EXERCISE PROMPT
Copy every entry word for word, but skip the pictures.

# START OF INPUT MATERIAL

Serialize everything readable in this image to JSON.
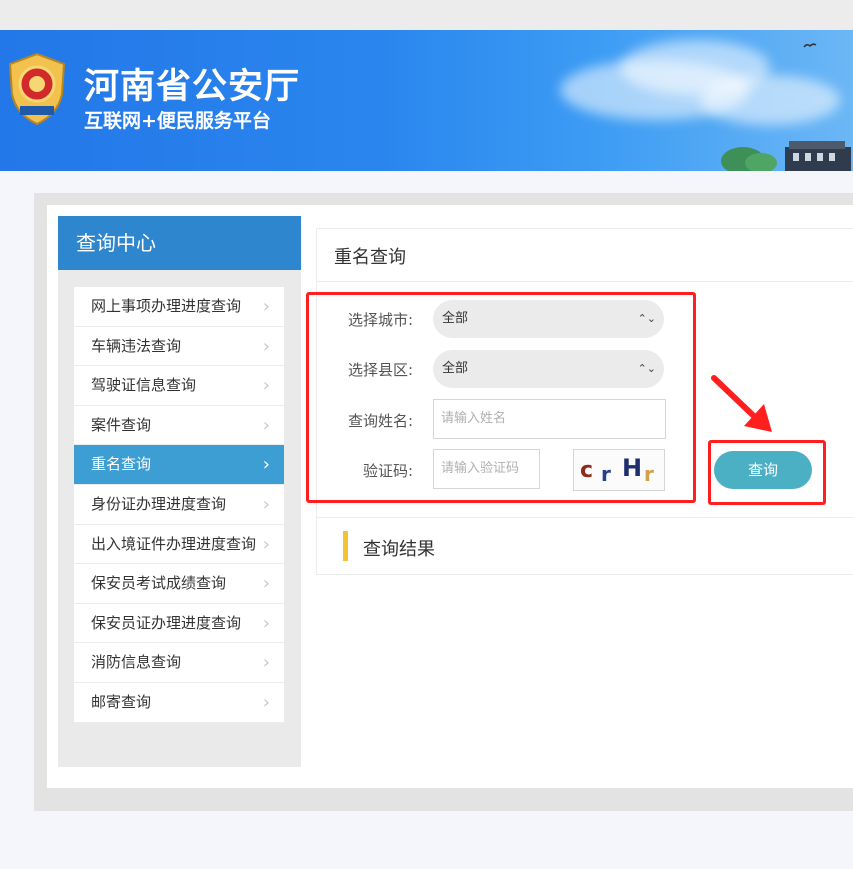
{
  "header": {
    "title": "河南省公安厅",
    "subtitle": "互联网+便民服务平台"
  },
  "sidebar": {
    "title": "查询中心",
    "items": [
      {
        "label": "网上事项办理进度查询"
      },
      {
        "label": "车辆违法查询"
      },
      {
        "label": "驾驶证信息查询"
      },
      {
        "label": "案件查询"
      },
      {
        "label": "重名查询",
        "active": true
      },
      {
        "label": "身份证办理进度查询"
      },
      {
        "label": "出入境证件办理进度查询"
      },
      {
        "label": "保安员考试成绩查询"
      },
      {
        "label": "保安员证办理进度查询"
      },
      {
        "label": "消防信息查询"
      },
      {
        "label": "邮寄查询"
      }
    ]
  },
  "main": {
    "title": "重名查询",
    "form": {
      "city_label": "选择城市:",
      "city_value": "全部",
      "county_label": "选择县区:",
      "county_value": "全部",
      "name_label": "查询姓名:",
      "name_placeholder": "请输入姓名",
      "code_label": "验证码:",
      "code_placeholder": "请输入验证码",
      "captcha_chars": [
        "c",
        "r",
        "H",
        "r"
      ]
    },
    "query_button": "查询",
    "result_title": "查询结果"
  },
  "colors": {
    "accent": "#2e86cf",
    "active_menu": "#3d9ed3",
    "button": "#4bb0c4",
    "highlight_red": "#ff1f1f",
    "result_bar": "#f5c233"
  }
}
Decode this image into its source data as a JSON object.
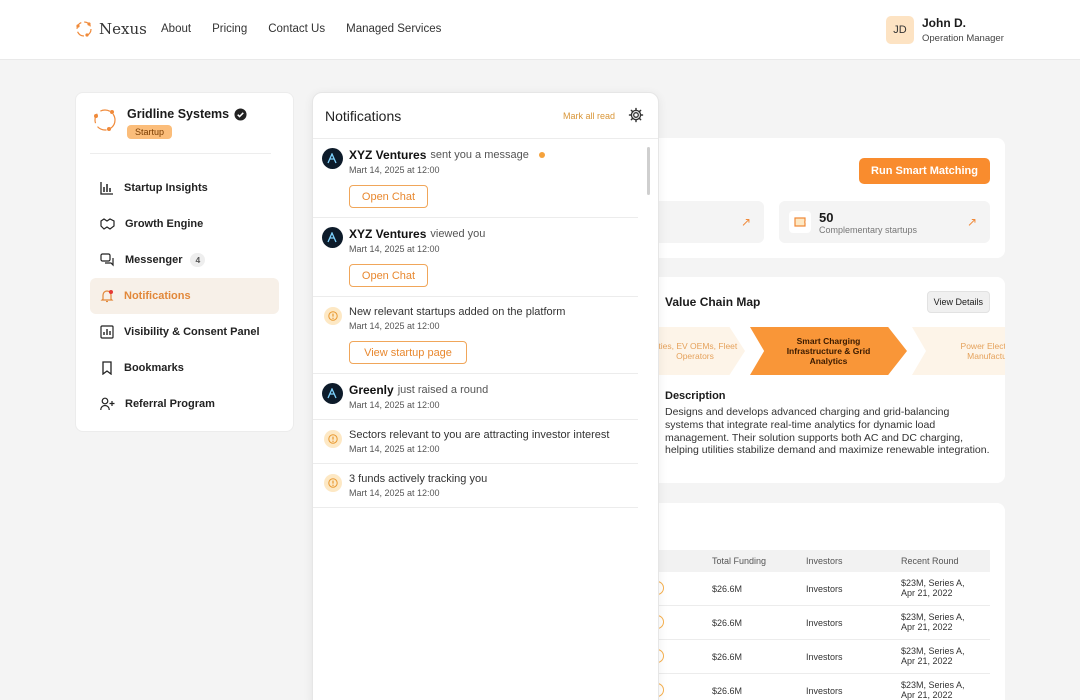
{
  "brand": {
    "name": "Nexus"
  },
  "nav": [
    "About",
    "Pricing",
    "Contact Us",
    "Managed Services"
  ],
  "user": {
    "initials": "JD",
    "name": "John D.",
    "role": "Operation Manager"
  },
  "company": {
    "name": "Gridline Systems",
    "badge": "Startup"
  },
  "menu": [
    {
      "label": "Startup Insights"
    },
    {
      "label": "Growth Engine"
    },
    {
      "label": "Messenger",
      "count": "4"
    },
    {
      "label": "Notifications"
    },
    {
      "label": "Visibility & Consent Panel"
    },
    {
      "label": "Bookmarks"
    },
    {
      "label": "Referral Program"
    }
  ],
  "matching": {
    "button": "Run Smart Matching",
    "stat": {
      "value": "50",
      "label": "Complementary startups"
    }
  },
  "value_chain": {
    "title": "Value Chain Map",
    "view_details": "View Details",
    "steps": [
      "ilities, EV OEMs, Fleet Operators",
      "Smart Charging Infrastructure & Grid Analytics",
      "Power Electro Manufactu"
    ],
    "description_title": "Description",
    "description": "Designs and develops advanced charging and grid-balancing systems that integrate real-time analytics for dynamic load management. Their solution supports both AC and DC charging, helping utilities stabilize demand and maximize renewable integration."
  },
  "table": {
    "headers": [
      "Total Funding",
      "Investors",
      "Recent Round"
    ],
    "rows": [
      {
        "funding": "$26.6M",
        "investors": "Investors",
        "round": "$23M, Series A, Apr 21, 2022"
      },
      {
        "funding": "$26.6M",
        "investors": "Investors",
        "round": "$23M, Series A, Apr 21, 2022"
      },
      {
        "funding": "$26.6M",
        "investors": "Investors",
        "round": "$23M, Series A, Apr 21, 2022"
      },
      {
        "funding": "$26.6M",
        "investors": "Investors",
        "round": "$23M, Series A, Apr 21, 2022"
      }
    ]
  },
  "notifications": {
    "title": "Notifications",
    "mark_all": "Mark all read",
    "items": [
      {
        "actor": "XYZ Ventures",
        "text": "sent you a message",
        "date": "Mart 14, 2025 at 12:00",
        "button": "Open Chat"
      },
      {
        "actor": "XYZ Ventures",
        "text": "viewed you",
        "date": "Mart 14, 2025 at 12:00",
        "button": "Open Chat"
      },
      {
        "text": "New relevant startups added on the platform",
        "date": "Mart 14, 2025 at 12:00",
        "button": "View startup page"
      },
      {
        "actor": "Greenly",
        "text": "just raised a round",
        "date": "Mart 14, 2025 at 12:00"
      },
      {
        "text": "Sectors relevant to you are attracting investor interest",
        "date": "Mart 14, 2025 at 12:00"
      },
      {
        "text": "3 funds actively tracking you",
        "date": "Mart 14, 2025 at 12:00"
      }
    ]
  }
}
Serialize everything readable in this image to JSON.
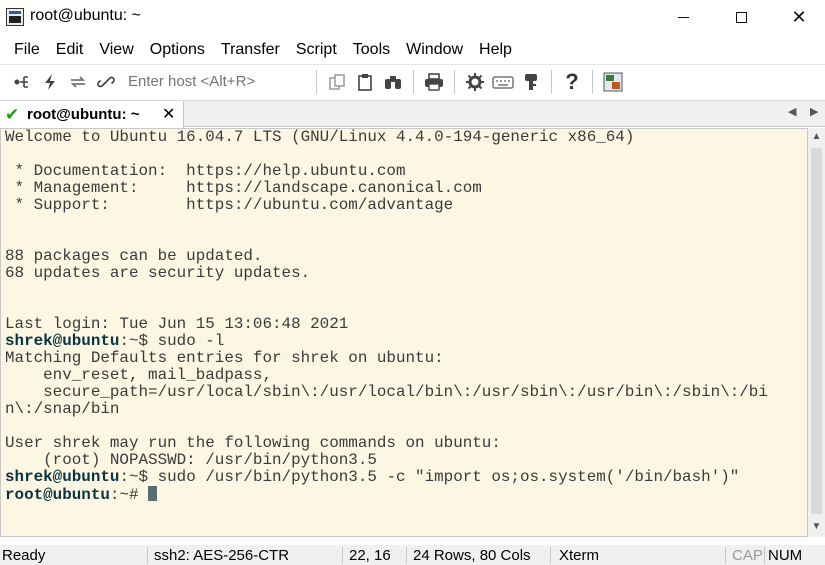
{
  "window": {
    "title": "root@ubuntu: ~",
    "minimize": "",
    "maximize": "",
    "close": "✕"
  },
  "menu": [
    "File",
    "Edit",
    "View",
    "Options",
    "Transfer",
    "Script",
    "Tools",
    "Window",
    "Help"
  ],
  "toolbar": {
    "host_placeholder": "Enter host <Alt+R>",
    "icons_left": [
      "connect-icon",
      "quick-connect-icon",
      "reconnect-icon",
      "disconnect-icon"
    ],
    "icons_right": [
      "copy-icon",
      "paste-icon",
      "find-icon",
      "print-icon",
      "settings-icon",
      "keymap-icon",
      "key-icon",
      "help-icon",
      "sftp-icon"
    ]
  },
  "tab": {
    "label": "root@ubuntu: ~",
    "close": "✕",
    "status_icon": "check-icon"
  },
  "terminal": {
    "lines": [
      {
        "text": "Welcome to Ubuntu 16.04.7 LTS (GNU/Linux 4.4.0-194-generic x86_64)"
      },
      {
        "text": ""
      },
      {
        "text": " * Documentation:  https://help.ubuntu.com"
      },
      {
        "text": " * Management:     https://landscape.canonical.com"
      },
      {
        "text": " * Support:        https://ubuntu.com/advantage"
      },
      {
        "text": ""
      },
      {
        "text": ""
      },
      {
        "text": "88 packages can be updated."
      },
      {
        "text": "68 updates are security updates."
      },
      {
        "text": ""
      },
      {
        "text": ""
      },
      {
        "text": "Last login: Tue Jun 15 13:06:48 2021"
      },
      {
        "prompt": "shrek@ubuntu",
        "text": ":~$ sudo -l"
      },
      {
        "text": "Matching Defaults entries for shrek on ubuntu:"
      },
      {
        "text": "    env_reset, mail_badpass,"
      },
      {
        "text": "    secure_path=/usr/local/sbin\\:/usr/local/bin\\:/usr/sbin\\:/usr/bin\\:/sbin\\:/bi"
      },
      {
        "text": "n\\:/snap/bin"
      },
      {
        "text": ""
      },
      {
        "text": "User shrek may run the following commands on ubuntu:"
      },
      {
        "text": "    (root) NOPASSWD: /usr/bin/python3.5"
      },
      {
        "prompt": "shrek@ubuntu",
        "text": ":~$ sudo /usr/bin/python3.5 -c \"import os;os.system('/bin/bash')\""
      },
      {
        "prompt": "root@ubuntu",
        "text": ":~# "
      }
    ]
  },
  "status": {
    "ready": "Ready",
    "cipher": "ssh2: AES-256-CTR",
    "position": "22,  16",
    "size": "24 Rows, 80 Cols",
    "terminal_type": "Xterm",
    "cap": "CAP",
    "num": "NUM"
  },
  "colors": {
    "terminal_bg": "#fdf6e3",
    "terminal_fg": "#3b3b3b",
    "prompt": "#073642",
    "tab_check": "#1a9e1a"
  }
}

# END OF INPUT MATERIAL

IN RESPONSE
Serialize everything readable in this image to JSON.
{
  "header": {
    "title": "河南省公安厅",
    "subtitle": "互联网+便民服务平台"
  },
  "sidebar": {
    "title": "查询中心",
    "items": [
      {
        "label": "网上事项办理进度查询"
      },
      {
        "label": "车辆违法查询"
      },
      {
        "label": "驾驶证信息查询"
      },
      {
        "label": "案件查询"
      },
      {
        "label": "重名查询",
        "active": true
      },
      {
        "label": "身份证办理进度查询"
      },
      {
        "label": "出入境证件办理进度查询"
      },
      {
        "label": "保安员考试成绩查询"
      },
      {
        "label": "保安员证办理进度查询"
      },
      {
        "label": "消防信息查询"
      },
      {
        "label": "邮寄查询"
      }
    ]
  },
  "main": {
    "title": "重名查询",
    "form": {
      "city_label": "选择城市:",
      "city_value": "全部",
      "county_label": "选择县区:",
      "county_value": "全部",
      "name_label": "查询姓名:",
      "name_placeholder": "请输入姓名",
      "code_label": "验证码:",
      "code_placeholder": "请输入验证码",
      "captcha_chars": [
        "c",
        "r",
        "H",
        "r"
      ]
    },
    "query_button": "查询",
    "result_title": "查询结果"
  },
  "colors": {
    "accent": "#2e86cf",
    "active_menu": "#3d9ed3",
    "button": "#4bb0c4",
    "highlight_red": "#ff1f1f",
    "result_bar": "#f5c233"
  }
}
Decode this image into its source data as a JSON object.
{
  "brand": {
    "name": "Nexus"
  },
  "nav": [
    "About",
    "Pricing",
    "Contact Us",
    "Managed Services"
  ],
  "user": {
    "initials": "JD",
    "name": "John D.",
    "role": "Operation Manager"
  },
  "company": {
    "name": "Gridline Systems",
    "badge": "Startup"
  },
  "menu": [
    {
      "label": "Startup Insights"
    },
    {
      "label": "Growth Engine"
    },
    {
      "label": "Messenger",
      "count": "4"
    },
    {
      "label": "Notifications"
    },
    {
      "label": "Visibility & Consent Panel"
    },
    {
      "label": "Bookmarks"
    },
    {
      "label": "Referral Program"
    }
  ],
  "matching": {
    "button": "Run Smart Matching",
    "stat": {
      "value": "50",
      "label": "Complementary startups"
    }
  },
  "value_chain": {
    "title": "Value Chain Map",
    "view_details": "View Details",
    "steps": [
      "ilities, EV OEMs, Fleet Operators",
      "Smart Charging Infrastructure & Grid Analytics",
      "Power Electro Manufactu"
    ],
    "description_title": "Description",
    "description": "Designs and develops advanced charging and grid-balancing systems that integrate real-time analytics for dynamic load management. Their solution supports both AC and DC charging, helping utilities stabilize demand and maximize renewable integration."
  },
  "table": {
    "headers": [
      "Total Funding",
      "Investors",
      "Recent Round"
    ],
    "rows": [
      {
        "funding": "$26.6M",
        "investors": "Investors",
        "round": "$23M, Series A, Apr 21, 2022"
      },
      {
        "funding": "$26.6M",
        "investors": "Investors",
        "round": "$23M, Series A, Apr 21, 2022"
      },
      {
        "funding": "$26.6M",
        "investors": "Investors",
        "round": "$23M, Series A, Apr 21, 2022"
      },
      {
        "funding": "$26.6M",
        "investors": "Investors",
        "round": "$23M, Series A, Apr 21, 2022"
      }
    ]
  },
  "notifications": {
    "title": "Notifications",
    "mark_all": "Mark all read",
    "items": [
      {
        "actor": "XYZ Ventures",
        "text": "sent you a message",
        "date": "Mart 14, 2025 at 12:00",
        "button": "Open Chat"
      },
      {
        "actor": "XYZ Ventures",
        "text": "viewed you",
        "date": "Mart 14, 2025 at 12:00",
        "button": "Open Chat"
      },
      {
        "text": "New relevant startups added on the platform",
        "date": "Mart 14, 2025 at 12:00",
        "button": "View startup page"
      },
      {
        "actor": "Greenly",
        "text": "just raised a round",
        "date": "Mart 14, 2025 at 12:00"
      },
      {
        "text": "Sectors relevant to you are attracting investor interest",
        "date": "Mart 14, 2025 at 12:00"
      },
      {
        "text": "3 funds actively tracking you",
        "date": "Mart 14, 2025 at 12:00"
      }
    ]
  }
}
Serialize everything readable in this image to JSON.
{
  "window": {
    "title": "root@ubuntu: ~",
    "minimize": "",
    "maximize": "",
    "close": "✕"
  },
  "menu": [
    "File",
    "Edit",
    "View",
    "Options",
    "Transfer",
    "Script",
    "Tools",
    "Window",
    "Help"
  ],
  "toolbar": {
    "host_placeholder": "Enter host <Alt+R>",
    "icons_left": [
      "connect-icon",
      "quick-connect-icon",
      "reconnect-icon",
      "disconnect-icon"
    ],
    "icons_right": [
      "copy-icon",
      "paste-icon",
      "find-icon",
      "print-icon",
      "settings-icon",
      "keymap-icon",
      "key-icon",
      "help-icon",
      "sftp-icon"
    ]
  },
  "tab": {
    "label": "root@ubuntu: ~",
    "close": "✕",
    "status_icon": "check-icon"
  },
  "terminal": {
    "lines": [
      {
        "text": "Welcome to Ubuntu 16.04.7 LTS (GNU/Linux 4.4.0-194-generic x86_64)"
      },
      {
        "text": ""
      },
      {
        "text": " * Documentation:  https://help.ubuntu.com"
      },
      {
        "text": " * Management:     https://landscape.canonical.com"
      },
      {
        "text": " * Support:        https://ubuntu.com/advantage"
      },
      {
        "text": ""
      },
      {
        "text": ""
      },
      {
        "text": "88 packages can be updated."
      },
      {
        "text": "68 updates are security updates."
      },
      {
        "text": ""
      },
      {
        "text": ""
      },
      {
        "text": "Last login: Tue Jun 15 13:06:48 2021"
      },
      {
        "prompt": "shrek@ubuntu",
        "text": ":~$ sudo -l"
      },
      {
        "text": "Matching Defaults entries for shrek on ubuntu:"
      },
      {
        "text": "    env_reset, mail_badpass,"
      },
      {
        "text": "    secure_path=/usr/local/sbin\\:/usr/local/bin\\:/usr/sbin\\:/usr/bin\\:/sbin\\:/bi"
      },
      {
        "text": "n\\:/snap/bin"
      },
      {
        "text": ""
      },
      {
        "text": "User shrek may run the following commands on ubuntu:"
      },
      {
        "text": "    (root) NOPASSWD: /usr/bin/python3.5"
      },
      {
        "prompt": "shrek@ubuntu",
        "text": ":~$ sudo /usr/bin/python3.5 -c \"import os;os.system('/bin/bash')\""
      },
      {
        "prompt": "root@ubuntu",
        "text": ":~# "
      }
    ]
  },
  "status": {
    "ready": "Ready",
    "cipher": "ssh2: AES-256-CTR",
    "position": "22,  16",
    "size": "24 Rows, 80 Cols",
    "terminal_type": "Xterm",
    "cap": "CAP",
    "num": "NUM"
  },
  "colors": {
    "terminal_bg": "#fdf6e3",
    "terminal_fg": "#3b3b3b",
    "prompt": "#073642",
    "tab_check": "#1a9e1a"
  }
}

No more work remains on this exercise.